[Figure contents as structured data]
****

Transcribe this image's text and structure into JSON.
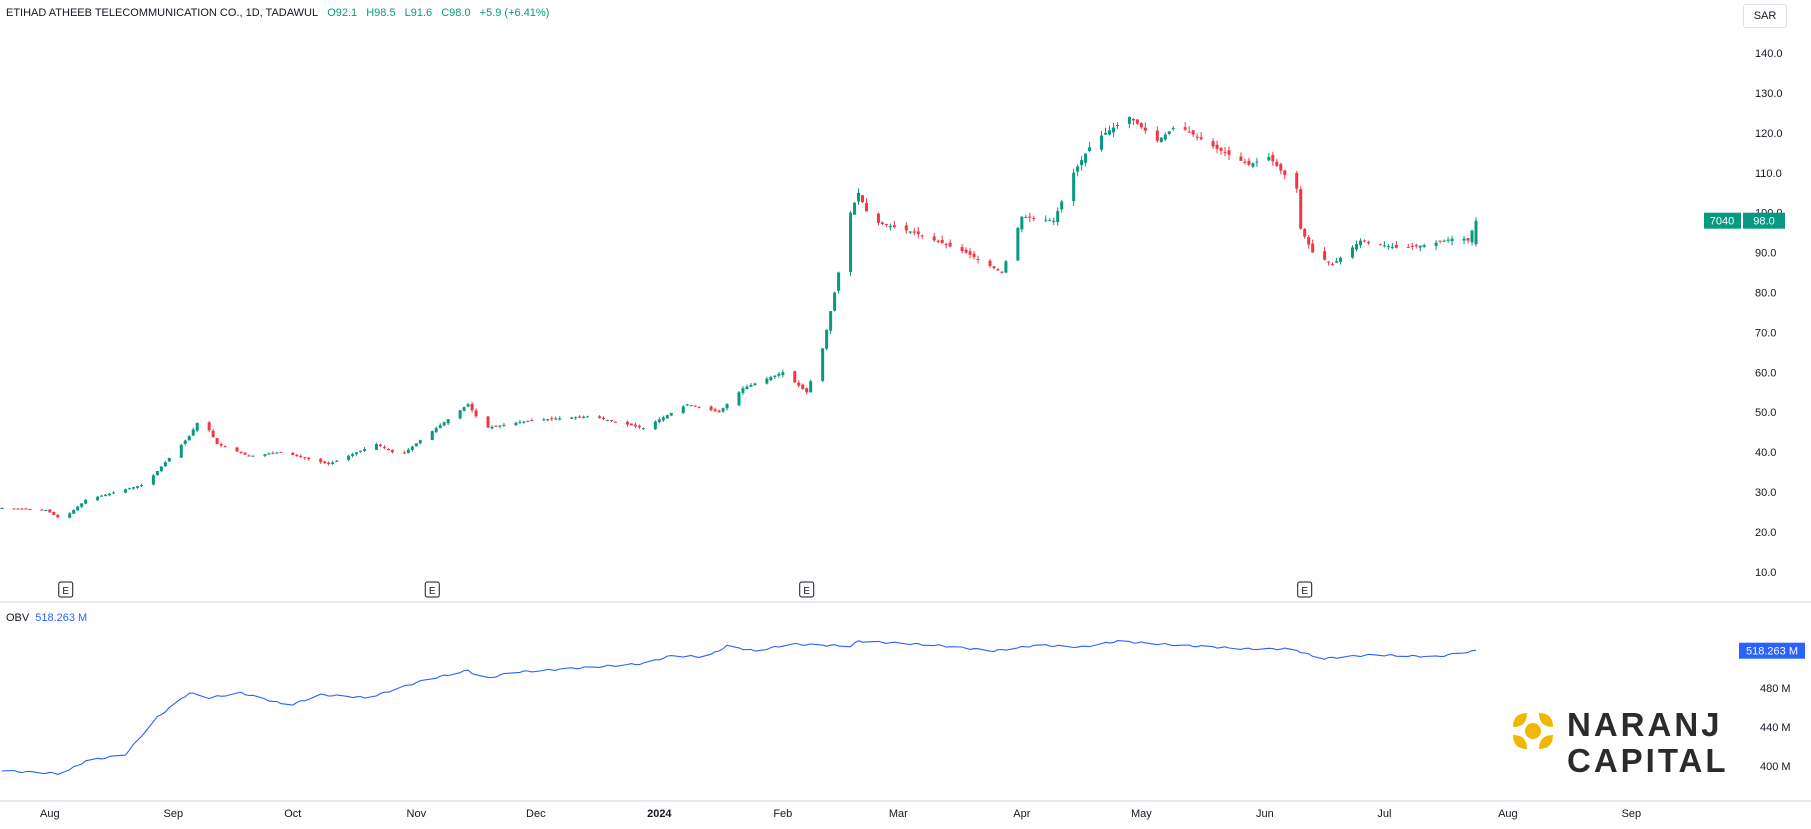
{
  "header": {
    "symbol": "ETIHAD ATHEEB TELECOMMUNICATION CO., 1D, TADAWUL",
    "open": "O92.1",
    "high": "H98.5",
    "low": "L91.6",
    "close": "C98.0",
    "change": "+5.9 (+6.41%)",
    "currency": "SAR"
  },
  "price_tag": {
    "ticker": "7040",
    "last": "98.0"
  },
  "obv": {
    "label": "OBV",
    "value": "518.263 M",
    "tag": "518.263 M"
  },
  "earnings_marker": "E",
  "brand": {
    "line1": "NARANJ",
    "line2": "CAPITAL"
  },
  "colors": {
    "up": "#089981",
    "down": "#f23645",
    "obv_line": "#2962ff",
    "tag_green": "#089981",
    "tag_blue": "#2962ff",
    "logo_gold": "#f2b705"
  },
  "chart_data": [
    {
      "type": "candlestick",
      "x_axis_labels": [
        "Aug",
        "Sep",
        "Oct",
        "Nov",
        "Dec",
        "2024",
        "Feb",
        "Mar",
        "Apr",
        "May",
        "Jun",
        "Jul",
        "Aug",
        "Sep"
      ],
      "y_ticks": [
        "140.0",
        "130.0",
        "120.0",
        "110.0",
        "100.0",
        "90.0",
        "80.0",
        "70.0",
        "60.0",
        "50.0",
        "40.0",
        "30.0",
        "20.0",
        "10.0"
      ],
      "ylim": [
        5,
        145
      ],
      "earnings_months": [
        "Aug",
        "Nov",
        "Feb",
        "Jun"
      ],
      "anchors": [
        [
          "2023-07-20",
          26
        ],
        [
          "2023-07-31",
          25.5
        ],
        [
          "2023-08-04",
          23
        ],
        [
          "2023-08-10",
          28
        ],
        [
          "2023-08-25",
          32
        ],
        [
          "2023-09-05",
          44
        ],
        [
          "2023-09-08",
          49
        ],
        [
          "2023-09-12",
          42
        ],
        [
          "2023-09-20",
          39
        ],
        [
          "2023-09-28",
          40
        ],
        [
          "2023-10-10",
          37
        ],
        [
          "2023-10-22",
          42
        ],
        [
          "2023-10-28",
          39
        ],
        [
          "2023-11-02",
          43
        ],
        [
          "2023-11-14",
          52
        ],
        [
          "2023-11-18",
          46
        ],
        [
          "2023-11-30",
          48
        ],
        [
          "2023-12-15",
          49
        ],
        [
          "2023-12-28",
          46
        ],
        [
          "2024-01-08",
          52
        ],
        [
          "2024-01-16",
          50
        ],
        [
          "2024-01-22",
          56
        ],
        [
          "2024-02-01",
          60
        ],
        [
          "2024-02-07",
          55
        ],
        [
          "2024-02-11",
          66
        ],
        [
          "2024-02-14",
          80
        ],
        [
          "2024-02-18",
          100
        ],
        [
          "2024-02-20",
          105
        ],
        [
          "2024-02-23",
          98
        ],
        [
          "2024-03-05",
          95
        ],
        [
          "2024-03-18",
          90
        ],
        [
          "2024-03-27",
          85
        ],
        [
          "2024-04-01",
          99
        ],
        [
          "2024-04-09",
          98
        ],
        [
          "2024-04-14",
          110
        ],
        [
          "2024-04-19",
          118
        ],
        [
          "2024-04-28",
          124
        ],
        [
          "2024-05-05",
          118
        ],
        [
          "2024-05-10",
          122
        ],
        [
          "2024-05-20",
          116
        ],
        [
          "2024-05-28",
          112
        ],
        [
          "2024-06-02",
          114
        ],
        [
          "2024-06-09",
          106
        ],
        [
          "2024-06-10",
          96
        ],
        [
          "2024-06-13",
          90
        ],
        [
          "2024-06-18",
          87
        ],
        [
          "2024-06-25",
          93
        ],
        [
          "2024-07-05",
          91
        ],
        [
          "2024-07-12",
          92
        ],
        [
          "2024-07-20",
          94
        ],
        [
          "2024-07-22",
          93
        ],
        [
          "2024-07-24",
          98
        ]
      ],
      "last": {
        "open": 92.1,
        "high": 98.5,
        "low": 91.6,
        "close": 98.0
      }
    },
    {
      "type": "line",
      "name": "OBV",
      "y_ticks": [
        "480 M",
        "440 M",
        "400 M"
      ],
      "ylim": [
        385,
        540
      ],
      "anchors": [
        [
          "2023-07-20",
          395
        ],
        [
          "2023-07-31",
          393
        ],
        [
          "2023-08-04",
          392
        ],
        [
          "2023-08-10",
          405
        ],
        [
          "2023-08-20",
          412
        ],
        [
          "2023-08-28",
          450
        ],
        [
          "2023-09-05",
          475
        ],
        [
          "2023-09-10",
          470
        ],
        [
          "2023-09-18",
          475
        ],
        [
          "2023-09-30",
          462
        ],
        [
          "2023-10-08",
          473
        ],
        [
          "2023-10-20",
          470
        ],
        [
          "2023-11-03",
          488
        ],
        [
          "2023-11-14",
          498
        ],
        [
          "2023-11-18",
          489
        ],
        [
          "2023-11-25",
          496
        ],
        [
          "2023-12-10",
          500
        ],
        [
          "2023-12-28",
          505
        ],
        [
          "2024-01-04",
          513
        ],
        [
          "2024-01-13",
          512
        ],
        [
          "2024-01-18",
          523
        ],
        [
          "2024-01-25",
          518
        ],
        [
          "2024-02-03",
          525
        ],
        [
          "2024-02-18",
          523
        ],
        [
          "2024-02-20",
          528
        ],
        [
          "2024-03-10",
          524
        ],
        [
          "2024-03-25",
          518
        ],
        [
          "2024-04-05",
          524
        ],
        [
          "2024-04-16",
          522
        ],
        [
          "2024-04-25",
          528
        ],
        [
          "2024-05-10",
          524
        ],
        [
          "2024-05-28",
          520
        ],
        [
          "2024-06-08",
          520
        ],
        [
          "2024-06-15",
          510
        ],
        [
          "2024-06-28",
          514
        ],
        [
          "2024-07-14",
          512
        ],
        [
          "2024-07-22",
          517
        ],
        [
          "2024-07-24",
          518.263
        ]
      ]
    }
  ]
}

****

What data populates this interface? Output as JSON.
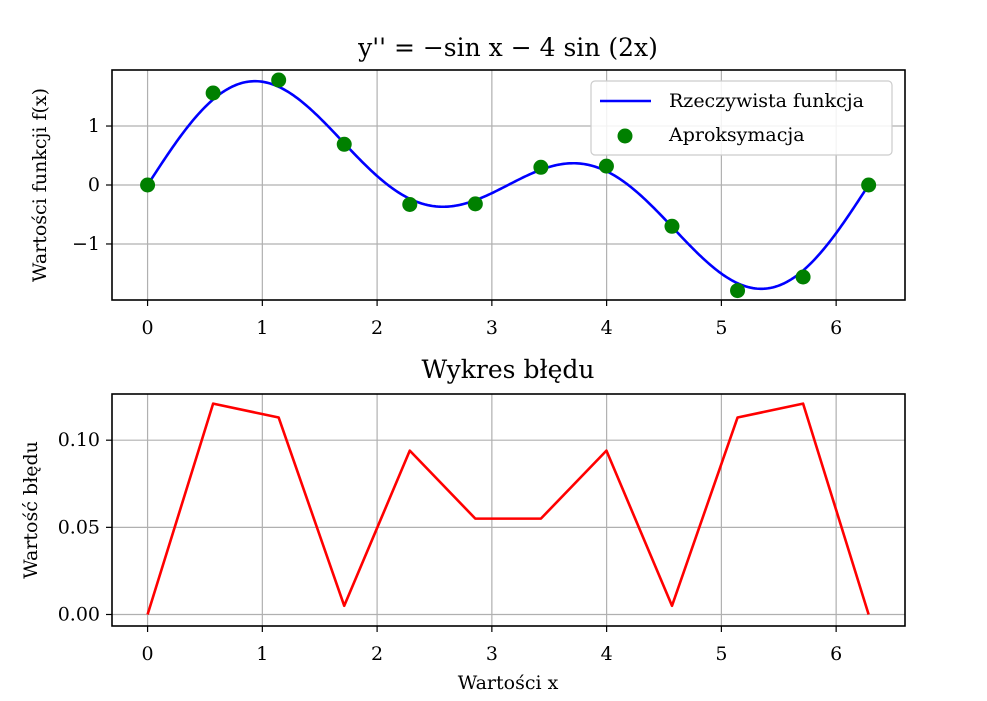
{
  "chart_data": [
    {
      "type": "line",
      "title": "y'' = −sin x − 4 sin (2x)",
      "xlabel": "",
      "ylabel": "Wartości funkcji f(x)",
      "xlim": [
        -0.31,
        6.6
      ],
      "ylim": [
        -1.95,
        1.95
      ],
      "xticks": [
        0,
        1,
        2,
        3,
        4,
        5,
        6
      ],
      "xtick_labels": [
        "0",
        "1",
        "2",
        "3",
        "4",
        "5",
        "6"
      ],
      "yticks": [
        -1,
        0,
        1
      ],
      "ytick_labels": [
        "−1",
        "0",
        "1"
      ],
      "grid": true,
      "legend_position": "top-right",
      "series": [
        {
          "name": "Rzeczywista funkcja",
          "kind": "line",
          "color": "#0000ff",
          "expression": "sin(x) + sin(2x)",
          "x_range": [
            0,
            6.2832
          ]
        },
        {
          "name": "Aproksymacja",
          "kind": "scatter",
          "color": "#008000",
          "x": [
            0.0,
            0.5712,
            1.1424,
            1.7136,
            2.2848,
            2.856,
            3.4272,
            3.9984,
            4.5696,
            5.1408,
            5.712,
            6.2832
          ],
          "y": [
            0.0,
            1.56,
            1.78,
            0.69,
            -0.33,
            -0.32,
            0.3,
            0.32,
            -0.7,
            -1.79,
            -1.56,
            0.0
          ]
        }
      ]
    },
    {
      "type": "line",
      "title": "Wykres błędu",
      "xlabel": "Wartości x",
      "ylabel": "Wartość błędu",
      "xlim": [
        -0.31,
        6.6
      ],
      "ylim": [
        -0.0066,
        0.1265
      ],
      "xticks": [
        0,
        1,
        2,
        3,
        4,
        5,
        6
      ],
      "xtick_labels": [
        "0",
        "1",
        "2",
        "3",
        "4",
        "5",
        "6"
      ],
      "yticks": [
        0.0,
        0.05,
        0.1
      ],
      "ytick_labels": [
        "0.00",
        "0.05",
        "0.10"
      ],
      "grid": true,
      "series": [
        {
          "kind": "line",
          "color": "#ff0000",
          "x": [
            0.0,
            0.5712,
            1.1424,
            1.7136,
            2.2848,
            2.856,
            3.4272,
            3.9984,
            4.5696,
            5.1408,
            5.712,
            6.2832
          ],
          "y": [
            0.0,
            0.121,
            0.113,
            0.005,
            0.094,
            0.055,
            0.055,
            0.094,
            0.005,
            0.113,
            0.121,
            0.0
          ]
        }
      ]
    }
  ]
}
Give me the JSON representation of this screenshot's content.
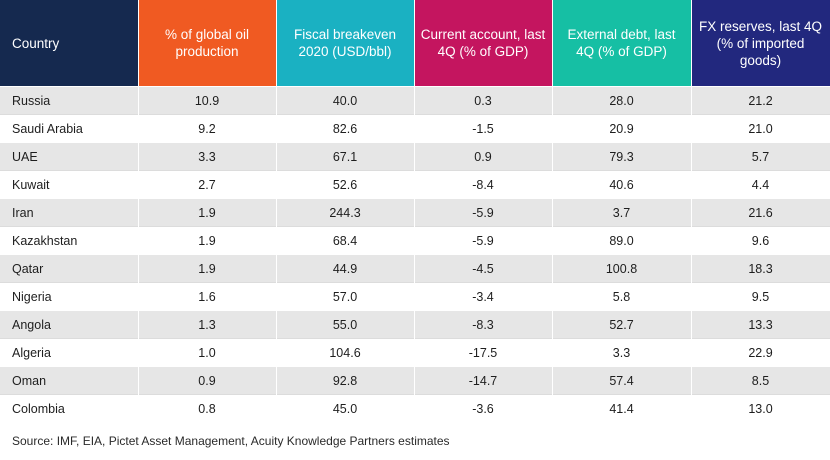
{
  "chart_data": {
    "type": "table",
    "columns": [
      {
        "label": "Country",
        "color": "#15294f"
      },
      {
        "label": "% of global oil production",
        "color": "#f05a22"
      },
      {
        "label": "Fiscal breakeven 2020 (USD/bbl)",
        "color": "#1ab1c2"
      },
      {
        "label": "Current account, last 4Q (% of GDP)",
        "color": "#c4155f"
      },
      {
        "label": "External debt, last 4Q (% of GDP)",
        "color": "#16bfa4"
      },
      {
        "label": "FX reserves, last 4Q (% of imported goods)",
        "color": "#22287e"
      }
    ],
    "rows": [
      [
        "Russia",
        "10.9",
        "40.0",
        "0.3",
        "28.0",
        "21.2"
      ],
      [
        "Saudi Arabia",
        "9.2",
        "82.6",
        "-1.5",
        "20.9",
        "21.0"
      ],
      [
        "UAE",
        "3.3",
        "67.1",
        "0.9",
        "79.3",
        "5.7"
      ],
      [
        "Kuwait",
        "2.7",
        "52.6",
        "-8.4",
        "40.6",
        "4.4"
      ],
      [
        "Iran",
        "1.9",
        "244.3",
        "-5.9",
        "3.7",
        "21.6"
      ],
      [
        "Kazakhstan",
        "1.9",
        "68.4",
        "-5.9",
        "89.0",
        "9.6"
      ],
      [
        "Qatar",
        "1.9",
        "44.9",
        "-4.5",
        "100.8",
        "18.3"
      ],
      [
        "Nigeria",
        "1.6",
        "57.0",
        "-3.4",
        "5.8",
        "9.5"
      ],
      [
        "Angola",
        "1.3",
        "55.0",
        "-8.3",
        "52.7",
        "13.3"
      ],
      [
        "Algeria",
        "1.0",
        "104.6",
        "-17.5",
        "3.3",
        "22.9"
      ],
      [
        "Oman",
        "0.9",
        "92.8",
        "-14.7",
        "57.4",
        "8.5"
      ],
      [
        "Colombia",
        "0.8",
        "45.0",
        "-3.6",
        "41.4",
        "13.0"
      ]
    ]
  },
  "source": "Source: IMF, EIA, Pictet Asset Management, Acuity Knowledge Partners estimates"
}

****

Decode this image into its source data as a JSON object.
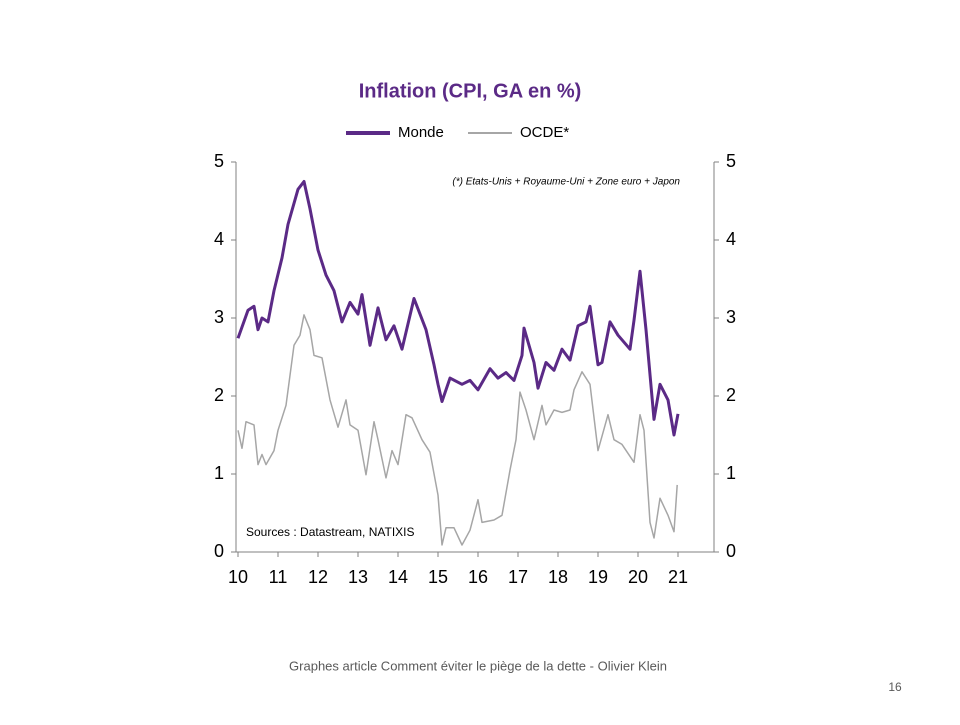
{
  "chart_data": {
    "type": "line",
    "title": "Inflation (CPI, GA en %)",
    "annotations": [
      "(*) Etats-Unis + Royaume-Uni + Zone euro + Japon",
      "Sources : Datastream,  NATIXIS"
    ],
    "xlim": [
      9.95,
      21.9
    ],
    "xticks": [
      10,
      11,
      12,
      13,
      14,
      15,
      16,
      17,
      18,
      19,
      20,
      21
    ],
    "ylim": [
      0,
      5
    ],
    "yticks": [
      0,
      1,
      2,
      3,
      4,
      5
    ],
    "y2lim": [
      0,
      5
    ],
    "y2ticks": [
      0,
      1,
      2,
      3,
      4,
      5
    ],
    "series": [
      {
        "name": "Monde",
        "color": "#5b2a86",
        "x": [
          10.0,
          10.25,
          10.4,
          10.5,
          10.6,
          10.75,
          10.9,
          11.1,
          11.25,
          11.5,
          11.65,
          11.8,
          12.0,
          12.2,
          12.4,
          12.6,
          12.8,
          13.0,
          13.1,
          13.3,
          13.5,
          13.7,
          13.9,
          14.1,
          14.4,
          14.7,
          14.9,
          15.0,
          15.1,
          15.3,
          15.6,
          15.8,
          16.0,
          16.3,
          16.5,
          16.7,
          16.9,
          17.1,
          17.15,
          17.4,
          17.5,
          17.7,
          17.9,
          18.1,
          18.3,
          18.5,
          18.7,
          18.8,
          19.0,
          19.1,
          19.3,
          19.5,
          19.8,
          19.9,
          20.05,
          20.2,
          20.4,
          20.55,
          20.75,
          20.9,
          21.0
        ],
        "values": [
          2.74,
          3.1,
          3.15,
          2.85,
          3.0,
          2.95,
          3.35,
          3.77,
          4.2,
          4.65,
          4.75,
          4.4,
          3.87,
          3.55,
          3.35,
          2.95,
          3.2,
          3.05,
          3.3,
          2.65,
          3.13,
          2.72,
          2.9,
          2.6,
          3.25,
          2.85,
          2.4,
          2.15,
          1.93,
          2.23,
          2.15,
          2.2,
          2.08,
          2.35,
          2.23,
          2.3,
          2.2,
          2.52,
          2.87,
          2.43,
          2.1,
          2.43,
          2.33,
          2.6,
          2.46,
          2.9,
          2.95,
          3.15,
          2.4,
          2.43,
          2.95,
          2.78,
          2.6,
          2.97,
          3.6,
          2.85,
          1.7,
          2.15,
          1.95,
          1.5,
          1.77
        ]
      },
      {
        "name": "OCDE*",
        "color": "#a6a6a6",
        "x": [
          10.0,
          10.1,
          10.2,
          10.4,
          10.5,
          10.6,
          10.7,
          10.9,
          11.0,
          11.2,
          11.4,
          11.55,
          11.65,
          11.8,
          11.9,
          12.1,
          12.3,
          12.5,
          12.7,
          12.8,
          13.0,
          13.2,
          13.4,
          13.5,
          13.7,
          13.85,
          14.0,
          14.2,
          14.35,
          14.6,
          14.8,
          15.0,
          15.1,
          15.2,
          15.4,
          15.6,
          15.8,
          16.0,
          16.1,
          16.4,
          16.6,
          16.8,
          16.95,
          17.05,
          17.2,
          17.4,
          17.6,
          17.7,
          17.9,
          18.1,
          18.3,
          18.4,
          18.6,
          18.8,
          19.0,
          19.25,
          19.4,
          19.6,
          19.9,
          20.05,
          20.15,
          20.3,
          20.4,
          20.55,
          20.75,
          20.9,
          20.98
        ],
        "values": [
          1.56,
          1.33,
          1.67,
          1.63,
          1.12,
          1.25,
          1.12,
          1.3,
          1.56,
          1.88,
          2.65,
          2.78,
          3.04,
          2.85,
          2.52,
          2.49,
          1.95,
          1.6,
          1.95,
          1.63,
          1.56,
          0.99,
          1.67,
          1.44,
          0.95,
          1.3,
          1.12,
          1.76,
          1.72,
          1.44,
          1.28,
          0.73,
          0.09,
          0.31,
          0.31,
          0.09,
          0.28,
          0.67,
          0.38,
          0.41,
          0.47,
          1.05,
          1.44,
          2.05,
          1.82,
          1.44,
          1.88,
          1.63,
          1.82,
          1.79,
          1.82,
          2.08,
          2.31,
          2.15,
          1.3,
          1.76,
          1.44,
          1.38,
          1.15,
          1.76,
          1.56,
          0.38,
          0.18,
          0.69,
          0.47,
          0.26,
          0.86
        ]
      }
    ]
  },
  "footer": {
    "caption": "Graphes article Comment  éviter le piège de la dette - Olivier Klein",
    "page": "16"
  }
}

****

From the data above, copy out every line with the string "Wartości" in it.

(EXERCISE ANSWER)
      "ylabel": "Wartości funkcji f(x)",
      "xlabel": "Wartości x",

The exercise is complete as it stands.